Repeat the entries that follow verbatim, without any of their pictures.

--------

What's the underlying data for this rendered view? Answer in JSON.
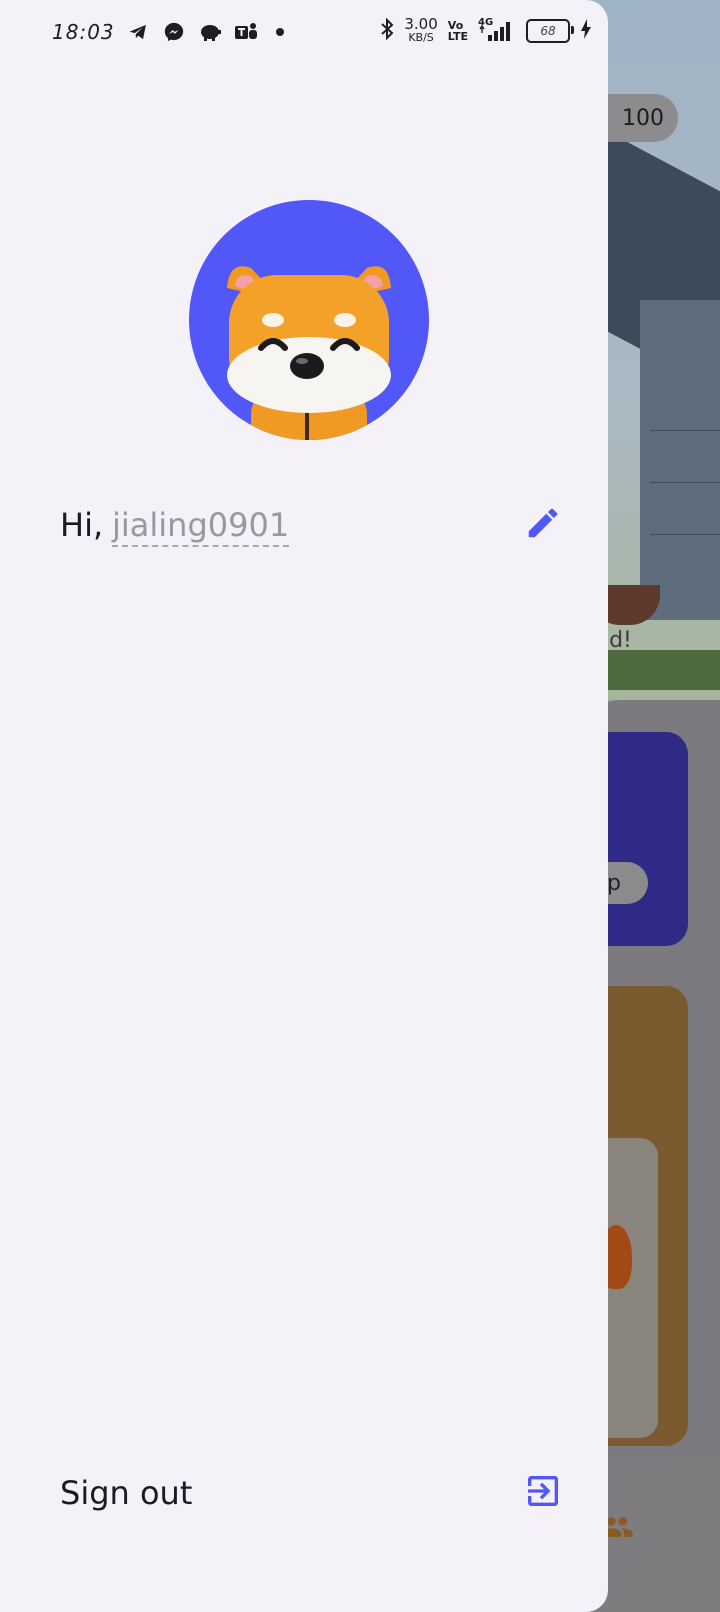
{
  "status_bar": {
    "time": "18:03",
    "net_speed_value": "3.00",
    "net_speed_unit": "KB/S",
    "volte_top": "Vo",
    "volte_bottom": "LTE",
    "signal_label": "4G",
    "battery_level": "68",
    "icons": [
      "telegram-icon",
      "messenger-icon",
      "piggy-bank-icon",
      "teams-icon",
      "notification-dot",
      "bluetooth-icon",
      "signal-icon",
      "battery-icon",
      "charging-icon"
    ]
  },
  "drawer": {
    "greeting_prefix": "Hi,",
    "username": "jialing0901",
    "edit_icon": "pencil-icon",
    "sign_out_label": "Sign out",
    "sign_out_icon": "exit-icon",
    "accent_color": "#5257f7",
    "avatar": "shiba-inu-avatar"
  },
  "background_app": {
    "coin_count": "100",
    "feed_text": "eed!",
    "button_fragment": "p"
  }
}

--------

Written response>
What's the underlying data for this rendered view? Answer in JSON.
{
  "status_bar": {
    "time": "18:03",
    "net_speed_value": "3.00",
    "net_speed_unit": "KB/S",
    "volte_top": "Vo",
    "volte_bottom": "LTE",
    "signal_label": "4G",
    "battery_level": "68",
    "icons": [
      "telegram-icon",
      "messenger-icon",
      "piggy-bank-icon",
      "teams-icon",
      "notification-dot",
      "bluetooth-icon",
      "signal-icon",
      "battery-icon",
      "charging-icon"
    ]
  },
  "drawer": {
    "greeting_prefix": "Hi,",
    "username": "jialing0901",
    "edit_icon": "pencil-icon",
    "sign_out_label": "Sign out",
    "sign_out_icon": "exit-icon",
    "accent_color": "#5257f7",
    "avatar": "shiba-inu-avatar"
  },
  "background_app": {
    "coin_count": "100",
    "feed_text": "eed!",
    "button_fragment": "p"
  }
}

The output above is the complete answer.